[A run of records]
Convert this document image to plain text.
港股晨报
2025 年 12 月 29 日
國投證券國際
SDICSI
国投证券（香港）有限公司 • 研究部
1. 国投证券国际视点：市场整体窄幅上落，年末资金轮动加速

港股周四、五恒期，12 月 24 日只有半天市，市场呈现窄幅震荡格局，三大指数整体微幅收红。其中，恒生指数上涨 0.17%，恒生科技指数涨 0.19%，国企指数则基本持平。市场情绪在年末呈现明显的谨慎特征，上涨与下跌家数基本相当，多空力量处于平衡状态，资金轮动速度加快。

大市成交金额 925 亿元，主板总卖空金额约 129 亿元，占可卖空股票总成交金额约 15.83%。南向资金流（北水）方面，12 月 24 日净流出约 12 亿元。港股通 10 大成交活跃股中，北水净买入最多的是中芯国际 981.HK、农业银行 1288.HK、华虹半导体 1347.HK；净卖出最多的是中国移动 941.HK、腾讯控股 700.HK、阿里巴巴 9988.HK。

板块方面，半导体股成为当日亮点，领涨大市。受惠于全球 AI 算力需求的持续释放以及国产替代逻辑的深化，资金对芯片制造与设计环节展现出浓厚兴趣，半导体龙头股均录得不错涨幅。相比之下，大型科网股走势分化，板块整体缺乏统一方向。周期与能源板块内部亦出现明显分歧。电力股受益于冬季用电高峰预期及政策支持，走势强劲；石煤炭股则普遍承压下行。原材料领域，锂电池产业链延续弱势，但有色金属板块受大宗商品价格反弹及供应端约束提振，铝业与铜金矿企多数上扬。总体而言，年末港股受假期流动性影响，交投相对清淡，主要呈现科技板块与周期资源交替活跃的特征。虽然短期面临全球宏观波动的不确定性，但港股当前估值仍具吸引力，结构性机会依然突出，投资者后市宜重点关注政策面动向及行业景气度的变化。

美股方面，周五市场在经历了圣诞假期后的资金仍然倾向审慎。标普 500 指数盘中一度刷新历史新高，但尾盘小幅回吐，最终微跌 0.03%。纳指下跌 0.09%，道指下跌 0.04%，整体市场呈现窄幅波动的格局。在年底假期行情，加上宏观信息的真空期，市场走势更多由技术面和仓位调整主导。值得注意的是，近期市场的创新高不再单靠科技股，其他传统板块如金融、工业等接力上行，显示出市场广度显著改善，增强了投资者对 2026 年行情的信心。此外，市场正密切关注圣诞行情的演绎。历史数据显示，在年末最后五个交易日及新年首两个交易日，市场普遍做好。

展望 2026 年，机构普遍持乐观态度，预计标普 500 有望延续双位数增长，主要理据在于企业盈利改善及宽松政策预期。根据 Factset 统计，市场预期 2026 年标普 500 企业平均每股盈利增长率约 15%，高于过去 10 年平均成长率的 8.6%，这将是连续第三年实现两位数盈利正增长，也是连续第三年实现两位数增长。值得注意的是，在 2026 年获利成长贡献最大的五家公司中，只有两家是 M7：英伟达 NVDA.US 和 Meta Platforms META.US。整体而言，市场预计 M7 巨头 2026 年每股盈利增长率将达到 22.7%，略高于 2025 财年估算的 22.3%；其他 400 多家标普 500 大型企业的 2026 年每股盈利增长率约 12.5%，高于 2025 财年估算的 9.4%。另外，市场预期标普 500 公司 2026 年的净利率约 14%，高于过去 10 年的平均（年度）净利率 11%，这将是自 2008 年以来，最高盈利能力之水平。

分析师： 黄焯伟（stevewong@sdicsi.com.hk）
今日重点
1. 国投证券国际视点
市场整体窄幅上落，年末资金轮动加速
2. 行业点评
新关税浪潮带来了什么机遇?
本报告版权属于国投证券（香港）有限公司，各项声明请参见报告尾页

_Task to carry out_. Read through the entries and copy every line that includes "国投证券国际视点".

_Full response_.
1. 国投证券国际视点：市场整体窄幅上落，年末资金轮动加速
1. 国投证券国际视点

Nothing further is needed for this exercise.